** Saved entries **

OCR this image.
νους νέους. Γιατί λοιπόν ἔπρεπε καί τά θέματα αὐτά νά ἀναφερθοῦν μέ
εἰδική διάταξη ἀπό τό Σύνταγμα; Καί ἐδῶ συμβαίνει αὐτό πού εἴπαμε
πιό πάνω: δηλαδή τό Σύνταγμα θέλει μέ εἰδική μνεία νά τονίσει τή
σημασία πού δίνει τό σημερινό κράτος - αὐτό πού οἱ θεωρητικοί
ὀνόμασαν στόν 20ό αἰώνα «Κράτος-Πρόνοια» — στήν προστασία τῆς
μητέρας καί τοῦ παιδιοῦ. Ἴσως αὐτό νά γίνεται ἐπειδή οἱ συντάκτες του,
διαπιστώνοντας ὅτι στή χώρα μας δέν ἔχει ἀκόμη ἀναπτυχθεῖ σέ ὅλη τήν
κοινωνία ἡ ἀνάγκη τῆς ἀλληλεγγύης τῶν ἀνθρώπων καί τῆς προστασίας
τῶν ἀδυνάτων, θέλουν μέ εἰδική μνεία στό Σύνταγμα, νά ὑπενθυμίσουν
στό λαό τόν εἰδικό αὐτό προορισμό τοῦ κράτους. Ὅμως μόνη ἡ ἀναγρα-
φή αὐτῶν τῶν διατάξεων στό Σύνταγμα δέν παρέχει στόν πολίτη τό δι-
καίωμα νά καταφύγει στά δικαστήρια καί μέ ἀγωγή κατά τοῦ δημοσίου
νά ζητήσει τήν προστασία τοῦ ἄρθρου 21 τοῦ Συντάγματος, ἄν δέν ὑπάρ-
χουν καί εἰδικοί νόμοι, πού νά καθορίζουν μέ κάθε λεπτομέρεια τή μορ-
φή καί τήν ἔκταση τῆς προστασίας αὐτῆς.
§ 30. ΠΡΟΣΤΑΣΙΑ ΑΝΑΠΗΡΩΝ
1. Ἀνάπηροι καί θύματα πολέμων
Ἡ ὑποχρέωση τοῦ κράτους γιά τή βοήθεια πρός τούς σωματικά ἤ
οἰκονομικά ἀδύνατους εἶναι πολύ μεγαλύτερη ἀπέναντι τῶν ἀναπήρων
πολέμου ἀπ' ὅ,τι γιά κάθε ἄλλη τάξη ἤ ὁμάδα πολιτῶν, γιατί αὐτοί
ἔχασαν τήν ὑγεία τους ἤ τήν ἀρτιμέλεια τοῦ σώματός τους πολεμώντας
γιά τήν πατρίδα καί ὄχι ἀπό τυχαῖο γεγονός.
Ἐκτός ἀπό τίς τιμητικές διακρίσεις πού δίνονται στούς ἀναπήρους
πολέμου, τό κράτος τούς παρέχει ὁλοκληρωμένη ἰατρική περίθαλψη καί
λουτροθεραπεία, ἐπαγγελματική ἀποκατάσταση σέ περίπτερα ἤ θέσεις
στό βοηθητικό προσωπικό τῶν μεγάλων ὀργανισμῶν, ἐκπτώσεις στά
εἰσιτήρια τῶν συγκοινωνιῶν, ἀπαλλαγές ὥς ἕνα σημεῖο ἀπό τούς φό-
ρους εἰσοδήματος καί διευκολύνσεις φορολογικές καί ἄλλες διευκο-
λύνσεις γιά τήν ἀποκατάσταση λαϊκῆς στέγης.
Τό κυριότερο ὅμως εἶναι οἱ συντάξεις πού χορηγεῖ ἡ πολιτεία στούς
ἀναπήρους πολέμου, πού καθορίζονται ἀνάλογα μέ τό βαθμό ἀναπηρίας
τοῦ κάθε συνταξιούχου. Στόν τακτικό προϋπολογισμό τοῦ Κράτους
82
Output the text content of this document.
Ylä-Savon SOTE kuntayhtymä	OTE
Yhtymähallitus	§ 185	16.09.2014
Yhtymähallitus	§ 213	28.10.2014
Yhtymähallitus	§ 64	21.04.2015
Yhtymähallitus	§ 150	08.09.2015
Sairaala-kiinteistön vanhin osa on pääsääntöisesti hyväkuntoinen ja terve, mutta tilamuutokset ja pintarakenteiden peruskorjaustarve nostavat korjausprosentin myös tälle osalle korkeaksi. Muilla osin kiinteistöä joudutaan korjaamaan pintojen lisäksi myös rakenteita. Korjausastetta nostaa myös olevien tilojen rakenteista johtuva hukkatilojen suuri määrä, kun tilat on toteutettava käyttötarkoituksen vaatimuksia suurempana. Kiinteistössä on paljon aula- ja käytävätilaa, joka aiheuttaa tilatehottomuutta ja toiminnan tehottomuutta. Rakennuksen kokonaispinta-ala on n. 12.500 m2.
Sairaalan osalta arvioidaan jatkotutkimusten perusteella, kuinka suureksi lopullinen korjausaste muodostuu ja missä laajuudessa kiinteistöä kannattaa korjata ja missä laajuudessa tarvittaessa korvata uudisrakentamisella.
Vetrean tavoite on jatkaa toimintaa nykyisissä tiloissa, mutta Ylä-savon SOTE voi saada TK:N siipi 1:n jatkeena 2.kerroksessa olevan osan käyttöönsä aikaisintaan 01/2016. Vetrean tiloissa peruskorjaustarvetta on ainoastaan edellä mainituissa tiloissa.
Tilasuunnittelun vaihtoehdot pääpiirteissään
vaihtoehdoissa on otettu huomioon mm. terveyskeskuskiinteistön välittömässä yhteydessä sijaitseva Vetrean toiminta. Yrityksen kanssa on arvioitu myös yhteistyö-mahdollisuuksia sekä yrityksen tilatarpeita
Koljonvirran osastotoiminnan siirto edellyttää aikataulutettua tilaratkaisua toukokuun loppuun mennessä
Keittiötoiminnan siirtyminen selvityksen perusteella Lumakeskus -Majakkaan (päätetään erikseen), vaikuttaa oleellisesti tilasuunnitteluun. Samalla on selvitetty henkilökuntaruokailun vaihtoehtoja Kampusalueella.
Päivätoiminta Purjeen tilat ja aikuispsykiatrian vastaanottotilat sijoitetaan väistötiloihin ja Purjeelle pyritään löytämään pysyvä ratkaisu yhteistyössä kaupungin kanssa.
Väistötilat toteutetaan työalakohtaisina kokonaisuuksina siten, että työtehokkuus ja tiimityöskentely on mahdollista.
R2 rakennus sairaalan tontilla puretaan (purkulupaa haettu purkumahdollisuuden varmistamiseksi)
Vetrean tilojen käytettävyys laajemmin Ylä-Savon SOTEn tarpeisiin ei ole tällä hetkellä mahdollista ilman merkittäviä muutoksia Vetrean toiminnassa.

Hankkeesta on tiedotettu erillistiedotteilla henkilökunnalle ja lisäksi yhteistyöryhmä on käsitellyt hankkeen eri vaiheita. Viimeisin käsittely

** REQUEST **
Where a line in the material contains "mahdollista", copy that line.

** REPLY **
Väistötilat toteutetaan työalakohtaisina kokonaisuuksina siten, että työtehokkuus ja tiimityöskentely on mahdollista.
Vetrean tilojen käytettävyys laajemmin Ylä-Savon SOTEn tarpeisiin ei ole tällä hetkellä mahdollista ilman merkittäviä muutoksia Vetrean toiminnassa.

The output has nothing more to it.